> [The exercise]
Find the lines below that contain the string "eTRF". Copy each one.

> [Items listed in a dataset]

···

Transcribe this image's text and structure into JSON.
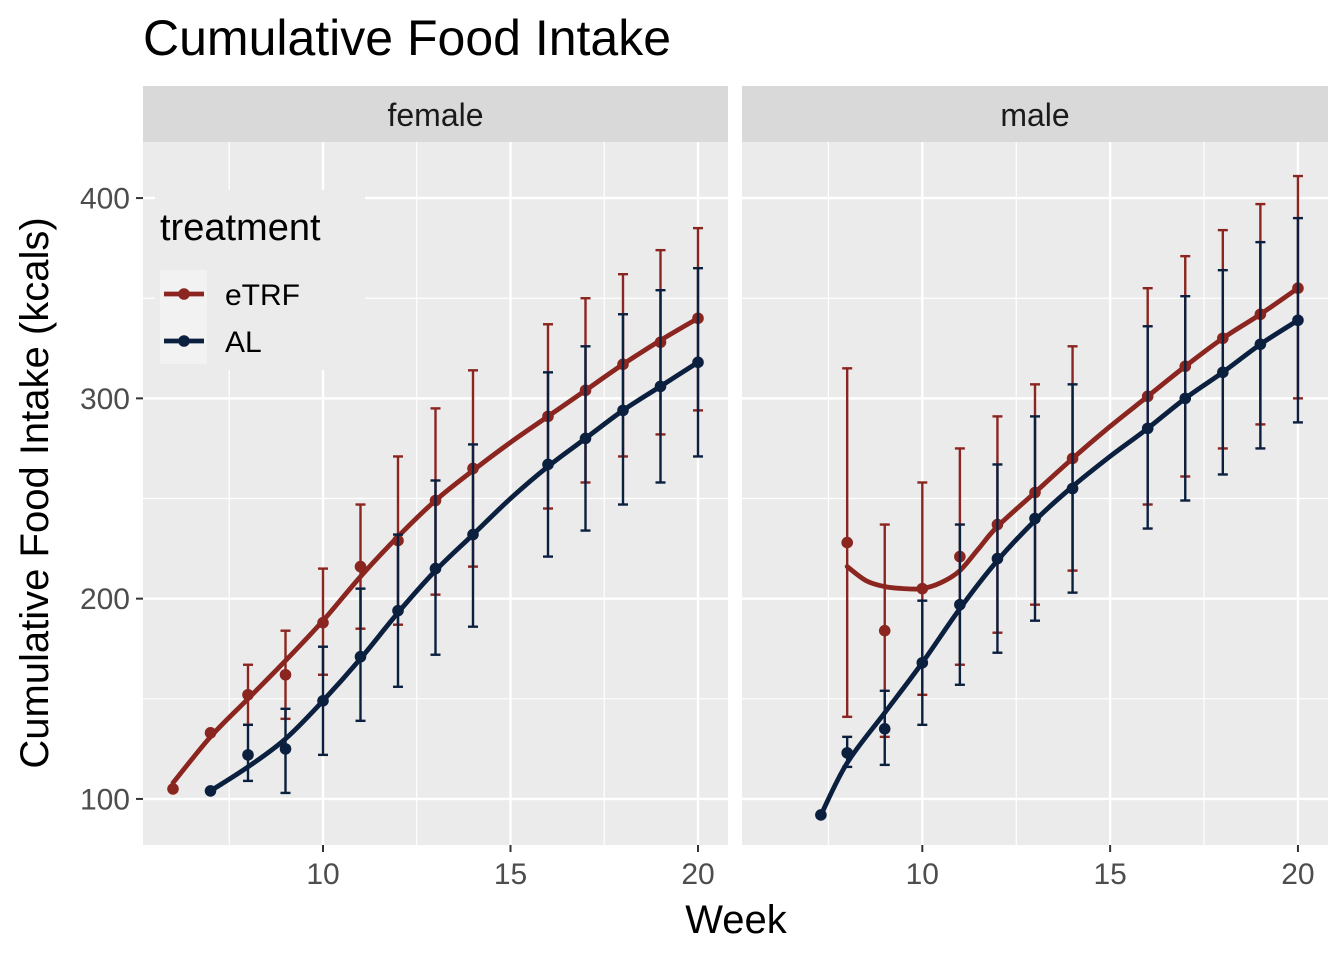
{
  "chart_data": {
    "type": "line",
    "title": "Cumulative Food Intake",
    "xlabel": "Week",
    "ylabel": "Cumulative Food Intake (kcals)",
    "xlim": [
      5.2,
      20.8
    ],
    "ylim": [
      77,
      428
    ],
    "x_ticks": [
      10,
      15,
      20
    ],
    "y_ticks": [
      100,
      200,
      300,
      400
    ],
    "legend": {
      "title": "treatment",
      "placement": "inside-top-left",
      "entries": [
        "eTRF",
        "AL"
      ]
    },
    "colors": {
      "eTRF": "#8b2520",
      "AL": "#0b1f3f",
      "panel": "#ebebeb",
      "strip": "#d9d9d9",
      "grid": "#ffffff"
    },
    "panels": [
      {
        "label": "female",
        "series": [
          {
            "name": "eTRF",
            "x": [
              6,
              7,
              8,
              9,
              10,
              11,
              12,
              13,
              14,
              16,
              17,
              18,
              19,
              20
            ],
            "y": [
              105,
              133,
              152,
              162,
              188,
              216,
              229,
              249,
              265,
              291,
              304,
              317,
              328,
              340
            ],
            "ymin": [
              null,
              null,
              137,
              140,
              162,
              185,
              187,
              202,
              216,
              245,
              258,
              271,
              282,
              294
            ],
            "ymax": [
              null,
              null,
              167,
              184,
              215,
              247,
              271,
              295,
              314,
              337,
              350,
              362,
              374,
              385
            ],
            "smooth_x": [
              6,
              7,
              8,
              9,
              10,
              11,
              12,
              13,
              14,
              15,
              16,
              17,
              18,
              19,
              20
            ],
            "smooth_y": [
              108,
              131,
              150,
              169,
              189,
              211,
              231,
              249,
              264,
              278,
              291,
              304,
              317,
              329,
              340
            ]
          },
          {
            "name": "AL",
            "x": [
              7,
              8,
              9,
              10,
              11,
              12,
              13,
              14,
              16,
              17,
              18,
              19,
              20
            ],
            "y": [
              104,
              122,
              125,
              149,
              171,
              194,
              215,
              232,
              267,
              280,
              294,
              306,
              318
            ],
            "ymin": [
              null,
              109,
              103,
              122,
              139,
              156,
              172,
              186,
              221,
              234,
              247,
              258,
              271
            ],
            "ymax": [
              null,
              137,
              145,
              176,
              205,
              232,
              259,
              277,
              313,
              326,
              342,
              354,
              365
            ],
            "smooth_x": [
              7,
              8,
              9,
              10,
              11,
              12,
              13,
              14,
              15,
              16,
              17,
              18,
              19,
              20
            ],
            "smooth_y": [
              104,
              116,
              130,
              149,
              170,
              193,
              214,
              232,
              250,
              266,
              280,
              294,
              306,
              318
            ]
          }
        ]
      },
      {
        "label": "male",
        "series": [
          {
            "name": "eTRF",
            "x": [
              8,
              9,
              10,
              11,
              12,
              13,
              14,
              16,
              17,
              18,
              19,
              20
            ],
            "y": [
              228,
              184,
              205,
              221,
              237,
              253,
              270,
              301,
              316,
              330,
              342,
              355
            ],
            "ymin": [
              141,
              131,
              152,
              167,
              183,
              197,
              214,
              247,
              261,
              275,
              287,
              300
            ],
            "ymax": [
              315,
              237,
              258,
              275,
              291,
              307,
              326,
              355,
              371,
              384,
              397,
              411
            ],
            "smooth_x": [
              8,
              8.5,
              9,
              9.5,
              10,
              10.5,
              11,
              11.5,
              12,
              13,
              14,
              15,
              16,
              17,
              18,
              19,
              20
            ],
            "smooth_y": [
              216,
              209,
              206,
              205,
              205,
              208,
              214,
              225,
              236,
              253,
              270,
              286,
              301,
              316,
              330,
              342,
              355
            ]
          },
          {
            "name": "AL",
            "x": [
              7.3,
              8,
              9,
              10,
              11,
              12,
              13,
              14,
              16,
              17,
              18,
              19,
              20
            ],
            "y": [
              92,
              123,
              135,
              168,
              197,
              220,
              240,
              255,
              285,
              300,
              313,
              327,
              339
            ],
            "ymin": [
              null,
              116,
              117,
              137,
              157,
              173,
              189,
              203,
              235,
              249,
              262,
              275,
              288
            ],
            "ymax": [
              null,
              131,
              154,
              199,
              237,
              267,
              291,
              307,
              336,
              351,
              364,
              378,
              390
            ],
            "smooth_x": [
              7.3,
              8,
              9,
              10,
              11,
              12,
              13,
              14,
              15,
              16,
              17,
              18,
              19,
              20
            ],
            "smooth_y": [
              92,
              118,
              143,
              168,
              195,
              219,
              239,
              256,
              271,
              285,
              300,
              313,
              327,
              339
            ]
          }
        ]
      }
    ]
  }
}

···

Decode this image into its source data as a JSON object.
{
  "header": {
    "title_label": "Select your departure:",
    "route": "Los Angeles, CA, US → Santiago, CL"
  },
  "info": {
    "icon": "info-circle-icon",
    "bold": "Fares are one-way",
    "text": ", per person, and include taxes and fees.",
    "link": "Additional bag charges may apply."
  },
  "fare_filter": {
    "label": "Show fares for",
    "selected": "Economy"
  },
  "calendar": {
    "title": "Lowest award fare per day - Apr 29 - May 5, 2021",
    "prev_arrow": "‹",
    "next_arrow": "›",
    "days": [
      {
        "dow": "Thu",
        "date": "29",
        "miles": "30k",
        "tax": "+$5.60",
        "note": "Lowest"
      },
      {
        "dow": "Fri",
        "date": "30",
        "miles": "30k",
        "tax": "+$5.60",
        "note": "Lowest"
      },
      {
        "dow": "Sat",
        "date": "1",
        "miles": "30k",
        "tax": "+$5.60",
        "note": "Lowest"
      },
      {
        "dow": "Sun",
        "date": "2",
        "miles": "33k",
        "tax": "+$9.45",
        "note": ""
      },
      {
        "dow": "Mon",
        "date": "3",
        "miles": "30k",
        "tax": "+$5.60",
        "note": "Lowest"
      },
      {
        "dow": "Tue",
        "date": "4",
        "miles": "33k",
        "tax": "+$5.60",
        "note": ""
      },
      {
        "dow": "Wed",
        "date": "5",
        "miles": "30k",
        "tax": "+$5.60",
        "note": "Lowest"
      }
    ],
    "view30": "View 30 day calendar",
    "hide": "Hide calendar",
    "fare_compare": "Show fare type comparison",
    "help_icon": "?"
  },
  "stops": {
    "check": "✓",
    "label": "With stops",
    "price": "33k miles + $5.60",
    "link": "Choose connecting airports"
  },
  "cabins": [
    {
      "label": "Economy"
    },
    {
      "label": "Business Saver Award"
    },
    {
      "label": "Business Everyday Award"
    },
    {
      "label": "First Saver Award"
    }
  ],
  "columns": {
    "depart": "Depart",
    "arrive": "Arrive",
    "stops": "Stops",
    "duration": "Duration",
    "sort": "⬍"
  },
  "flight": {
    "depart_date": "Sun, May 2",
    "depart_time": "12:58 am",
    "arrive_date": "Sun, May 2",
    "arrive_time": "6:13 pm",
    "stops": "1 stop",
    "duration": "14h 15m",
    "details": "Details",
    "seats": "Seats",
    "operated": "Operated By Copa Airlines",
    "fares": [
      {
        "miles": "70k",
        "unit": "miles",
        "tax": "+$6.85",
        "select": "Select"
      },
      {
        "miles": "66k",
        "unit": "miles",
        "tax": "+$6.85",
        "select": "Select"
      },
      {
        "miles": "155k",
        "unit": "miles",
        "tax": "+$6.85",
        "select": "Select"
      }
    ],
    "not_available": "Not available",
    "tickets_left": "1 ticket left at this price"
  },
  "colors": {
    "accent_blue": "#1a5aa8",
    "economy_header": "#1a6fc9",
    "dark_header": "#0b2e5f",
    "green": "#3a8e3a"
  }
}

···

> [Task output]
        "eTRF",
      "eTRF": "#8b2520",
            "name": "eTRF",
            "name": "eTRF",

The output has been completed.